##### The input #####

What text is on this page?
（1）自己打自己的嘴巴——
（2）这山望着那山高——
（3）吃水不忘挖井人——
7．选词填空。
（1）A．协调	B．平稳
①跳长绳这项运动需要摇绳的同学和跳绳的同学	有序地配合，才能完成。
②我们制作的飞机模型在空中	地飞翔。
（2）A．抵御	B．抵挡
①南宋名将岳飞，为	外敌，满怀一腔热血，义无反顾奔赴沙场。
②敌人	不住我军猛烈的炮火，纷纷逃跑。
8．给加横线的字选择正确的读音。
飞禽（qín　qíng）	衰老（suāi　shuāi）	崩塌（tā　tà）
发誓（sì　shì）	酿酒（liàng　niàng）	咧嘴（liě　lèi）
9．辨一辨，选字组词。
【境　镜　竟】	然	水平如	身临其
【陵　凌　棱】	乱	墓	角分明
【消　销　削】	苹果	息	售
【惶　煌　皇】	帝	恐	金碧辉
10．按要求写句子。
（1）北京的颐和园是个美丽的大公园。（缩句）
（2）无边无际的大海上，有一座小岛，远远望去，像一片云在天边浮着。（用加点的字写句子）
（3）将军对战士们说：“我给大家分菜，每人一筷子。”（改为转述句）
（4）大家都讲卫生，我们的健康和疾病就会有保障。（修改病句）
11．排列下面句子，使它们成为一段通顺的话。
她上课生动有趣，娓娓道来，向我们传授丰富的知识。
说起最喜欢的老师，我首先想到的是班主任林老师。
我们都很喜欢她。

#####

• Your objective:
Give all the records again. Match them exactly.

• Exercise solution:
What text is on this page?
（1）自己打自己的嘴巴——
（2）这山望着那山高——
（3）吃水不忘挖井人——
7．选词填空。
（1）A．协调	B．平稳
①跳长绳这项运动需要摇绳的同学和跳绳的同学	有序地配合，才能完成。
②我们制作的飞机模型在空中	地飞翔。
（2）A．抵御	B．抵挡
①南宋名将岳飞，为	外敌，满怀一腔热血，义无反顾奔赴沙场。
②敌人	不住我军猛烈的炮火，纷纷逃跑。
8．给加横线的字选择正确的读音。
飞禽（qín　qíng）	衰老（suāi　shuāi）	崩塌（tā　tà）
发誓（sì　shì）	酿酒（liàng　niàng）	咧嘴（liě　lèi）
9．辨一辨，选字组词。
【境　镜　竟】	然	水平如	身临其
【陵　凌　棱】	乱	墓	角分明
【消　销　削】	苹果	息	售
【惶　煌　皇】	帝	恐	金碧辉
10．按要求写句子。
（1）北京的颐和园是个美丽的大公园。（缩句）
（2）无边无际的大海上，有一座小岛，远远望去，像一片云在天边浮着。（用加点的字写句子）
（3）将军对战士们说：“我给大家分菜，每人一筷子。”（改为转述句）
（4）大家都讲卫生，我们的健康和疾病就会有保障。（修改病句）
11．排列下面句子，使它们成为一段通顺的话。
她上课生动有趣，娓娓道来，向我们传授丰富的知识。
说起最喜欢的老师，我首先想到的是班主任林老师。
我们都很喜欢她。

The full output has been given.